Dataset records:

__________

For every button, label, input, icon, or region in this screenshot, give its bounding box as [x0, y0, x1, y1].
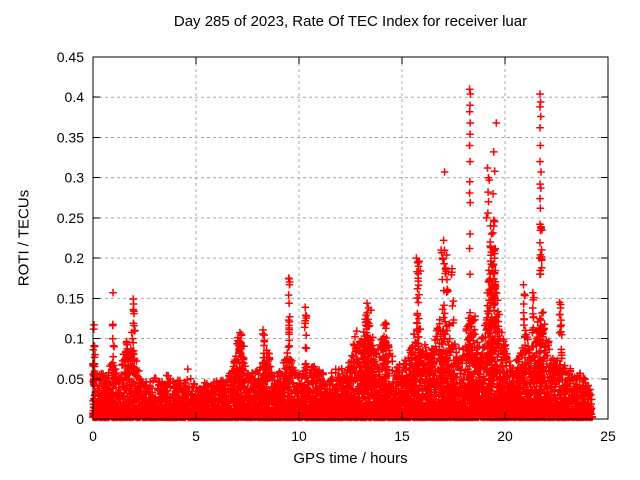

__________

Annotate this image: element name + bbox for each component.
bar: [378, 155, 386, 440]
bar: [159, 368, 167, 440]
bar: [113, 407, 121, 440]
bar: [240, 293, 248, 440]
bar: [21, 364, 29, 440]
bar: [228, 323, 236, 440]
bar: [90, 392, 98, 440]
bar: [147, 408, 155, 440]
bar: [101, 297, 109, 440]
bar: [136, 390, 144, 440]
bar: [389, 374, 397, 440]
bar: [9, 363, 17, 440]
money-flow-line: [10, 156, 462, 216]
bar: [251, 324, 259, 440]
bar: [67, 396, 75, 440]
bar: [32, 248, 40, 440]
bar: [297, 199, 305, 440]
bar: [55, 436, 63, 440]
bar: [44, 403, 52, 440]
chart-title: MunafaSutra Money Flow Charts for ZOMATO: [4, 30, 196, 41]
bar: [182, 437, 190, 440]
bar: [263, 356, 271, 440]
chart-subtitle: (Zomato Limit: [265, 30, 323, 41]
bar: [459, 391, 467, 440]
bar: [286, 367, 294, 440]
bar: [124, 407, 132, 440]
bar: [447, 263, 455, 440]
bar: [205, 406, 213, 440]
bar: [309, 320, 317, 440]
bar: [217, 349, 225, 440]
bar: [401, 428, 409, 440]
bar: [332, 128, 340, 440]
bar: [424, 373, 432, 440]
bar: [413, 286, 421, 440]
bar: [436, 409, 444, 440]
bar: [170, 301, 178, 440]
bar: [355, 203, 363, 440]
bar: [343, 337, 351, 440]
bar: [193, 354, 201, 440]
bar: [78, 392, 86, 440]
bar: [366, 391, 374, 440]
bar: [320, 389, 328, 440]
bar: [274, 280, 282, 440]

__________

Challenge: Return the stretch of data from the line containing "Annotate this image: element" through the line containing "bar: [182, 437, 190, 440]", reproducing every line in that range with no changes.

Complete response:
Annotate this image: element name + bbox for each component.
bar: [378, 155, 386, 440]
bar: [159, 368, 167, 440]
bar: [113, 407, 121, 440]
bar: [240, 293, 248, 440]
bar: [21, 364, 29, 440]
bar: [228, 323, 236, 440]
bar: [90, 392, 98, 440]
bar: [147, 408, 155, 440]
bar: [101, 297, 109, 440]
bar: [136, 390, 144, 440]
bar: [389, 374, 397, 440]
bar: [9, 363, 17, 440]
money-flow-line: [10, 156, 462, 216]
bar: [251, 324, 259, 440]
bar: [67, 396, 75, 440]
bar: [32, 248, 40, 440]
bar: [297, 199, 305, 440]
bar: [55, 436, 63, 440]
bar: [44, 403, 52, 440]
chart-title: MunafaSutra Money Flow Charts for ZOMATO: [4, 30, 196, 41]
bar: [182, 437, 190, 440]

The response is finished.